======== Data lines ========

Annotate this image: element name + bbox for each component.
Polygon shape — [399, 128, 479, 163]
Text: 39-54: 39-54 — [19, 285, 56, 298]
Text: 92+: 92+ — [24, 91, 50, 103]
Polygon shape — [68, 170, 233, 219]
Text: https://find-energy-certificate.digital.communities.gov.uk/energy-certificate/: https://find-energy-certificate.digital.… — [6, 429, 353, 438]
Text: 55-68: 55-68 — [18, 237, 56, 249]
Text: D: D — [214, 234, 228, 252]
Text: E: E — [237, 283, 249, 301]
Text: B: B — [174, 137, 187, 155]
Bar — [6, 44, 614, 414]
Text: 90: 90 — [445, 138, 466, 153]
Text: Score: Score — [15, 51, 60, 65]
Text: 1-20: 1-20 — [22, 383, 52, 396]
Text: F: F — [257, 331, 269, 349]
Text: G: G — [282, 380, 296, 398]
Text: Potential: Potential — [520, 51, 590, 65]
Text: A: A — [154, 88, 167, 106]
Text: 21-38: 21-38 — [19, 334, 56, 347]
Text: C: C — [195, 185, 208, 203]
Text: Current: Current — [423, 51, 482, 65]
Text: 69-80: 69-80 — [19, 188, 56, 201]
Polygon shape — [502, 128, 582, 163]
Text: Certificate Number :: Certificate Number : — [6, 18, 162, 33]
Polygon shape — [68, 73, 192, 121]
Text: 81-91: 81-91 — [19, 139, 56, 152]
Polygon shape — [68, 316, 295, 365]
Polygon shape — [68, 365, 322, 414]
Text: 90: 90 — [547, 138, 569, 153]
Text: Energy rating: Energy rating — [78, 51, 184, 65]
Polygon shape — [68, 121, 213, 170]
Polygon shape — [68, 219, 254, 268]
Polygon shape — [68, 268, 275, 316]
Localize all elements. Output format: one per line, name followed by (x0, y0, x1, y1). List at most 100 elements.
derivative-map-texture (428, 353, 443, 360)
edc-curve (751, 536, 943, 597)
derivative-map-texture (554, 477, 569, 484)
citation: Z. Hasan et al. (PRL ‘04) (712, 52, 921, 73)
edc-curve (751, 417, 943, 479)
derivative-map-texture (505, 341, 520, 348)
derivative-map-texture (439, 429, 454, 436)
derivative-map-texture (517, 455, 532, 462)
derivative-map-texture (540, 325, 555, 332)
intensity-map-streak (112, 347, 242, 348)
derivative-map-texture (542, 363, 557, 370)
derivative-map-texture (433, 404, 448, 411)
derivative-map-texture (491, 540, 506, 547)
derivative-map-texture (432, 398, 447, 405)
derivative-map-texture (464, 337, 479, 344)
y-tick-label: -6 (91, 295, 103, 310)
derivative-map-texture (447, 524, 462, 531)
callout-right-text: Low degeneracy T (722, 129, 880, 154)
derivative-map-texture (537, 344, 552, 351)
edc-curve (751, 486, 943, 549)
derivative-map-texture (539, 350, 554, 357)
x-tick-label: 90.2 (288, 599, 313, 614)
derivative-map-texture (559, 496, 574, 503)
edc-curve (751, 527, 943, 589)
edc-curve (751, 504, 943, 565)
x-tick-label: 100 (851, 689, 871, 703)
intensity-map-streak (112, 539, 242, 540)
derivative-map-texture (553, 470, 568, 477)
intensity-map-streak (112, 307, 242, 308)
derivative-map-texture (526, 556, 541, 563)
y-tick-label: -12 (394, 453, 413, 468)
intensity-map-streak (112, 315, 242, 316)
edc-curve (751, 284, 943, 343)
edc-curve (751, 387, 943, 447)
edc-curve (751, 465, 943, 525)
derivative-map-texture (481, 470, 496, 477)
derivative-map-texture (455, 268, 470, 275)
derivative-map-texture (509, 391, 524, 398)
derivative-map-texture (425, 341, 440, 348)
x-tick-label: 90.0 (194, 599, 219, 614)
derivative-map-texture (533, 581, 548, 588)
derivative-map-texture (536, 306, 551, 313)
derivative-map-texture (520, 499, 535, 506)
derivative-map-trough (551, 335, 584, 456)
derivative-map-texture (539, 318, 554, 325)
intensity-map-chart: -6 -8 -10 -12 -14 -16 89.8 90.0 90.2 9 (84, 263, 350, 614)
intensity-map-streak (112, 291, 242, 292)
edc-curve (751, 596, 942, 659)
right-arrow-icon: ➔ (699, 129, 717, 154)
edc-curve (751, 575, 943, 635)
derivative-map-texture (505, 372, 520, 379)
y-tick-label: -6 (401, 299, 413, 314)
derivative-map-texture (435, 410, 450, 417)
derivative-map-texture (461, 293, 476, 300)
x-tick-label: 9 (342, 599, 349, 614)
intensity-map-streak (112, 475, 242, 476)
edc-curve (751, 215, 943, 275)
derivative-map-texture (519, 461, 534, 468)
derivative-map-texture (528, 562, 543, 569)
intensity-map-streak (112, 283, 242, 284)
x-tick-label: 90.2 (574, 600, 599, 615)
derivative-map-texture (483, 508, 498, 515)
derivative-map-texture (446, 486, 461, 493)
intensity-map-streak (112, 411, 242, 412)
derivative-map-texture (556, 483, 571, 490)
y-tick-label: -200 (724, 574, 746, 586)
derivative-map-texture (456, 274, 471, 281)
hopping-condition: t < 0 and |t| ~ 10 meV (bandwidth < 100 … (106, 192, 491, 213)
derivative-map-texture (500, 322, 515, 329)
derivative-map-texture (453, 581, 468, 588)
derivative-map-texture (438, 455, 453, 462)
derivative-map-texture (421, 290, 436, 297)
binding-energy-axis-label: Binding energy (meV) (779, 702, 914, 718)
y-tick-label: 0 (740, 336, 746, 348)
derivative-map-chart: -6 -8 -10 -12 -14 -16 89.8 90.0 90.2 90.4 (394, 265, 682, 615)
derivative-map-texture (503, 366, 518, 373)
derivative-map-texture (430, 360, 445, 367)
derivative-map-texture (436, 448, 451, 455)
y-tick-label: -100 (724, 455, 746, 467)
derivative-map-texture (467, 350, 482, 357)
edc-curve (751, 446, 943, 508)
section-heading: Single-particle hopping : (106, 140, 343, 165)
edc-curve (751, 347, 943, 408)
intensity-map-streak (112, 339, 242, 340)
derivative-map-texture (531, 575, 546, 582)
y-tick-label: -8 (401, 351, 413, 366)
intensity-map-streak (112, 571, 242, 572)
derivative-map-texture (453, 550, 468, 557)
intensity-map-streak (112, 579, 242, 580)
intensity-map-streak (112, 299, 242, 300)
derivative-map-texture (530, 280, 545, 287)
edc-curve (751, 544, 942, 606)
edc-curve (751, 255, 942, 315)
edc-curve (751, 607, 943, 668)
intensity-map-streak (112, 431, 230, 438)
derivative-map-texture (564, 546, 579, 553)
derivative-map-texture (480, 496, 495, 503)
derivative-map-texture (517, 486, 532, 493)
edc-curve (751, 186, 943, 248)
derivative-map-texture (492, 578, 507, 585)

========

Required task: Update the rows above so that every "intensity-map-streak" reads "intensity-streak", and leave everything else unchanged.

Full answer:
Annotate this image: element name + bbox for each component.
Polygon shape — [399, 128, 479, 163]
Text: 39-54: 39-54 — [19, 285, 56, 298]
Text: 92+: 92+ — [24, 91, 50, 103]
Polygon shape — [68, 170, 233, 219]
Text: https://find-energy-certificate.digital.communities.gov.uk/energy-certificate/: https://find-energy-certificate.digital.… — [6, 429, 353, 438]
Text: 55-68: 55-68 — [18, 237, 56, 249]
Text: D: D — [214, 234, 228, 252]
Text: E: E — [237, 283, 249, 301]
Text: B: B — [174, 137, 187, 155]
Bar — [6, 44, 614, 414]
Text: 90: 90 — [445, 138, 466, 153]
Text: Score: Score — [15, 51, 60, 65]
Text: 1-20: 1-20 — [22, 383, 52, 396]
Text: F: F — [257, 331, 269, 349]
Text: G: G — [282, 380, 296, 398]
Text: Potential: Potential — [520, 51, 590, 65]
Text: A: A — [154, 88, 167, 106]
Text: 21-38: 21-38 — [19, 334, 56, 347]
Text: C: C — [195, 185, 208, 203]
Text: Current: Current — [423, 51, 482, 65]
Text: 69-80: 69-80 — [19, 188, 56, 201]
Polygon shape — [502, 128, 582, 163]
Text: Certificate Number :: Certificate Number : — [6, 18, 162, 33]
Polygon shape — [68, 73, 192, 121]
Text: 81-91: 81-91 — [19, 139, 56, 152]
Polygon shape — [68, 316, 295, 365]
Polygon shape — [68, 365, 322, 414]
Text: 90: 90 — [547, 138, 569, 153]
Text: Energy rating: Energy rating — [78, 51, 184, 65]
Polygon shape — [68, 121, 213, 170]
Polygon shape — [68, 219, 254, 268]
Polygon shape — [68, 268, 275, 316]
Localize all elements. Output format: one per line, name followed by (x0, y0, x1, y1). List at most 100 elements.
derivative-map-texture (428, 353, 443, 360)
edc-curve (751, 536, 943, 597)
derivative-map-texture (554, 477, 569, 484)
citation: Z. Hasan et al. (PRL ‘04) (712, 52, 921, 73)
edc-curve (751, 417, 943, 479)
derivative-map-texture (505, 341, 520, 348)
derivative-map-texture (439, 429, 454, 436)
derivative-map-texture (517, 455, 532, 462)
derivative-map-texture (540, 325, 555, 332)
intensity-streak (112, 347, 242, 348)
derivative-map-texture (542, 363, 557, 370)
derivative-map-texture (433, 404, 448, 411)
derivative-map-texture (491, 540, 506, 547)
derivative-map-texture (432, 398, 447, 405)
derivative-map-texture (464, 337, 479, 344)
y-tick-label: -6 (91, 295, 103, 310)
derivative-map-texture (447, 524, 462, 531)
callout-right-text: Low degeneracy T (722, 129, 880, 154)
derivative-map-texture (537, 344, 552, 351)
edc-curve (751, 486, 943, 549)
derivative-map-texture (539, 350, 554, 357)
x-tick-label: 90.2 (288, 599, 313, 614)
derivative-map-texture (559, 496, 574, 503)
edc-curve (751, 527, 943, 589)
edc-curve (751, 504, 943, 565)
x-tick-label: 100 (851, 689, 871, 703)
intensity-streak (112, 539, 242, 540)
derivative-map-texture (553, 470, 568, 477)
intensity-streak (112, 307, 242, 308)
derivative-map-texture (526, 556, 541, 563)
y-tick-label: -12 (394, 453, 413, 468)
intensity-streak (112, 315, 242, 316)
edc-curve (751, 284, 943, 343)
edc-curve (751, 387, 943, 447)
edc-curve (751, 465, 943, 525)
derivative-map-texture (481, 470, 496, 477)
derivative-map-texture (455, 268, 470, 275)
derivative-map-texture (509, 391, 524, 398)
derivative-map-texture (425, 341, 440, 348)
x-tick-label: 90.0 (194, 599, 219, 614)
derivative-map-texture (533, 581, 548, 588)
derivative-map-texture (536, 306, 551, 313)
derivative-map-texture (520, 499, 535, 506)
derivative-map-trough (551, 335, 584, 456)
derivative-map-texture (539, 318, 554, 325)
intensity-map-chart: -6 -8 -10 -12 -14 -16 89.8 90.0 90.2 9 (84, 263, 350, 614)
intensity-streak (112, 291, 242, 292)
edc-curve (751, 596, 942, 659)
right-arrow-icon: ➔ (699, 129, 717, 154)
edc-curve (751, 575, 943, 635)
derivative-map-texture (505, 372, 520, 379)
y-tick-label: -6 (401, 299, 413, 314)
derivative-map-texture (435, 410, 450, 417)
derivative-map-texture (461, 293, 476, 300)
x-tick-label: 9 (342, 599, 349, 614)
intensity-streak (112, 475, 242, 476)
edc-curve (751, 215, 943, 275)
derivative-map-texture (519, 461, 534, 468)
derivative-map-texture (528, 562, 543, 569)
intensity-streak (112, 283, 242, 284)
x-tick-label: 90.2 (574, 600, 599, 615)
derivative-map-texture (483, 508, 498, 515)
derivative-map-texture (446, 486, 461, 493)
intensity-streak (112, 411, 242, 412)
derivative-map-texture (556, 483, 571, 490)
y-tick-label: -200 (724, 574, 746, 586)
derivative-map-texture (456, 274, 471, 281)
hopping-condition: t < 0 and |t| ~ 10 meV (bandwidth < 100 … (106, 192, 491, 213)
derivative-map-texture (500, 322, 515, 329)
derivative-map-texture (453, 581, 468, 588)
derivative-map-texture (438, 455, 453, 462)
derivative-map-texture (421, 290, 436, 297)
binding-energy-axis-label: Binding energy (meV) (779, 702, 914, 718)
y-tick-label: 0 (740, 336, 746, 348)
derivative-map-chart: -6 -8 -10 -12 -14 -16 89.8 90.0 90.2 90.4 (394, 265, 682, 615)
derivative-map-texture (503, 366, 518, 373)
derivative-map-texture (430, 360, 445, 367)
derivative-map-texture (436, 448, 451, 455)
y-tick-label: -100 (724, 455, 746, 467)
derivative-map-texture (467, 350, 482, 357)
edc-curve (751, 446, 943, 508)
section-heading: Single-particle hopping : (106, 140, 343, 165)
edc-curve (751, 347, 943, 408)
intensity-streak (112, 339, 242, 340)
derivative-map-texture (531, 575, 546, 582)
y-tick-label: -8 (401, 351, 413, 366)
intensity-streak (112, 571, 242, 572)
derivative-map-texture (453, 550, 468, 557)
intensity-streak (112, 579, 242, 580)
intensity-streak (112, 299, 242, 300)
derivative-map-texture (530, 280, 545, 287)
edc-curve (751, 544, 942, 606)
edc-curve (751, 255, 942, 315)
edc-curve (751, 607, 943, 668)
intensity-streak (112, 431, 230, 438)
derivative-map-texture (564, 546, 579, 553)
derivative-map-texture (480, 496, 495, 503)
derivative-map-texture (517, 486, 532, 493)
edc-curve (751, 186, 943, 248)
derivative-map-texture (492, 578, 507, 585)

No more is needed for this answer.